Extract the listing word for word, from its first line through the line containing "option-checkbox[interactable] xyxy=(68,1016,99,1048)", both included.

» Material for the task

···

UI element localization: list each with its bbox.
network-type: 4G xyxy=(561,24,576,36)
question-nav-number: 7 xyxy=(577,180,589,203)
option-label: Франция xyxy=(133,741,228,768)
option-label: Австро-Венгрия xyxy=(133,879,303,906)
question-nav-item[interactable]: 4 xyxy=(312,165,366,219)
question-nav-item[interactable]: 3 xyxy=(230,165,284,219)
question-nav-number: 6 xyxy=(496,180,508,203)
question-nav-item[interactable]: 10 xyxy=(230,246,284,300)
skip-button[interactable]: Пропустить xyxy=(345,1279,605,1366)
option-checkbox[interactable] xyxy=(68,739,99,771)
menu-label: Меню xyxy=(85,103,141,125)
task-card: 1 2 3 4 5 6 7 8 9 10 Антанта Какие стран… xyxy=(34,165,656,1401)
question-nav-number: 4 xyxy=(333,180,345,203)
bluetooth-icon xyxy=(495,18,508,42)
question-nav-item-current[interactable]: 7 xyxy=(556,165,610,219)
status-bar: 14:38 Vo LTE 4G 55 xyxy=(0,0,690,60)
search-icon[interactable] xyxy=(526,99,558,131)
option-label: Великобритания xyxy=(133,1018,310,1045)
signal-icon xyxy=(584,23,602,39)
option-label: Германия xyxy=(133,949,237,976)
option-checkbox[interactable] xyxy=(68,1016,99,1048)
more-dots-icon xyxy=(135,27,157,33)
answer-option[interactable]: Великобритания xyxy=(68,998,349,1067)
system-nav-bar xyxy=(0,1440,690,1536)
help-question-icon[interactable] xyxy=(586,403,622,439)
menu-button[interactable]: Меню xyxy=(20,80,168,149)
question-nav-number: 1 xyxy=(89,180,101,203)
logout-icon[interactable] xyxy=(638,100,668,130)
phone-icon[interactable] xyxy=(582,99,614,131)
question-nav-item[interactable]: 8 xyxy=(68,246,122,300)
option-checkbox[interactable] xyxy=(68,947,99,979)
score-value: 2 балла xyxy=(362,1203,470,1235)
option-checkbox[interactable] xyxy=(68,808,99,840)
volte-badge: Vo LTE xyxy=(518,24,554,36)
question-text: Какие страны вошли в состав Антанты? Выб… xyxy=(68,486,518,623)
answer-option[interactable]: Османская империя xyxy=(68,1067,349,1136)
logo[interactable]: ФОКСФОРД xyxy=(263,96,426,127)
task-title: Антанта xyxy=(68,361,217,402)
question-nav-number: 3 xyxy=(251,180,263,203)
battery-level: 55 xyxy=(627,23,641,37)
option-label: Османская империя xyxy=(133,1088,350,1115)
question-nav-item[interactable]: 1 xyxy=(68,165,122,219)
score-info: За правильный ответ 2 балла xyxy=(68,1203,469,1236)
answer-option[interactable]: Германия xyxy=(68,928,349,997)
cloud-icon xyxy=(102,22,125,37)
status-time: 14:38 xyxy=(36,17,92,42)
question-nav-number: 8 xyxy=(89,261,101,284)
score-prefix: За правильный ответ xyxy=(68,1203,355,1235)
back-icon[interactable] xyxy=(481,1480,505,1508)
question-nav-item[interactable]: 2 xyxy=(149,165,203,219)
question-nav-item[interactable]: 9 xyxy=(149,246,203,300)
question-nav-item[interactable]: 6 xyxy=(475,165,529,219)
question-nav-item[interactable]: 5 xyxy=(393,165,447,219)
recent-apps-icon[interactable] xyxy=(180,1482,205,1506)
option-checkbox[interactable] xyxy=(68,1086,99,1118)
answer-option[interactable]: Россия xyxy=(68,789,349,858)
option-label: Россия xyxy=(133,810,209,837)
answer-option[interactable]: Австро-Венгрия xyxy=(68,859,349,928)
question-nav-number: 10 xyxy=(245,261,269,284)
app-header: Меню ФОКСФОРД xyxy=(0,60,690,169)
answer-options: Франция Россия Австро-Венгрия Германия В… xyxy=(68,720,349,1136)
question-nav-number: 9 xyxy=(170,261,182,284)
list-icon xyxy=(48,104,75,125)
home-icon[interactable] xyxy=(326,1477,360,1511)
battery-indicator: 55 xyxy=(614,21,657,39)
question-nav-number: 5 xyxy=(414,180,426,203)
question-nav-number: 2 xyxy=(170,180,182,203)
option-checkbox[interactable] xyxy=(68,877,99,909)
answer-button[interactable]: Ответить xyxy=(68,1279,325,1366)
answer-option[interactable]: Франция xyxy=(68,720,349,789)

···

» Solution below
UI element localization: list each with its bbox.
network-type: 4G xyxy=(561,24,576,36)
question-nav-number: 7 xyxy=(577,180,589,203)
option-label: Франция xyxy=(133,741,228,768)
option-label: Австро-Венгрия xyxy=(133,879,303,906)
question-nav-item[interactable]: 4 xyxy=(312,165,366,219)
question-nav-item[interactable]: 3 xyxy=(230,165,284,219)
question-nav-number: 6 xyxy=(496,180,508,203)
question-nav-item[interactable]: 10 xyxy=(230,246,284,300)
skip-button[interactable]: Пропустить xyxy=(345,1279,605,1366)
option-checkbox[interactable] xyxy=(68,739,99,771)
menu-label: Меню xyxy=(85,103,141,125)
task-card: 1 2 3 4 5 6 7 8 9 10 Антанта Какие стран… xyxy=(34,165,656,1401)
question-nav-number: 4 xyxy=(333,180,345,203)
bluetooth-icon xyxy=(495,18,508,42)
question-nav-item-current[interactable]: 7 xyxy=(556,165,610,219)
status-bar: 14:38 Vo LTE 4G 55 xyxy=(0,0,690,60)
search-icon[interactable] xyxy=(526,99,558,131)
option-label: Великобритания xyxy=(133,1018,310,1045)
signal-icon xyxy=(584,23,602,39)
option-label: Германия xyxy=(133,949,237,976)
option-checkbox[interactable] xyxy=(68,1016,99,1048)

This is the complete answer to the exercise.